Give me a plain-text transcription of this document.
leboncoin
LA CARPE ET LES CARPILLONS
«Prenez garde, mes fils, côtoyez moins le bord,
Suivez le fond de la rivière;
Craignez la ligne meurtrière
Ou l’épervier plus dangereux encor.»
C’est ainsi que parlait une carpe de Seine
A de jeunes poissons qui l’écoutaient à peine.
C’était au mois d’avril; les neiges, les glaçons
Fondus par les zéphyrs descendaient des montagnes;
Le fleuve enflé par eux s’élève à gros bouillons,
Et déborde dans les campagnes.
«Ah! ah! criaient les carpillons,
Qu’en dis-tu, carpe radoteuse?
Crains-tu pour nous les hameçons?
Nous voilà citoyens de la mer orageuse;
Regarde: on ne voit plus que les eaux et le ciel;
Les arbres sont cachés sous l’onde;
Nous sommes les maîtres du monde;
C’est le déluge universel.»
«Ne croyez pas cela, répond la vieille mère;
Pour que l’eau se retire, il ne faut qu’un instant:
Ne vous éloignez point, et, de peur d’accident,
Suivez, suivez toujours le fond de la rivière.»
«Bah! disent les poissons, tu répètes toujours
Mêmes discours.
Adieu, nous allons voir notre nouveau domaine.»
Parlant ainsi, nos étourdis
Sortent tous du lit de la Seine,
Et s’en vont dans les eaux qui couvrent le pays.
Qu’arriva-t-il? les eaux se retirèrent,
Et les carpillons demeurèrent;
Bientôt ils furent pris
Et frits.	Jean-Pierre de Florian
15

★ ★ ★ ★ ★

- **Problem to work on**: Look through the entries above and report the number of lines that contain "Suivez". Write only the number.

- **Exercise solution**: 2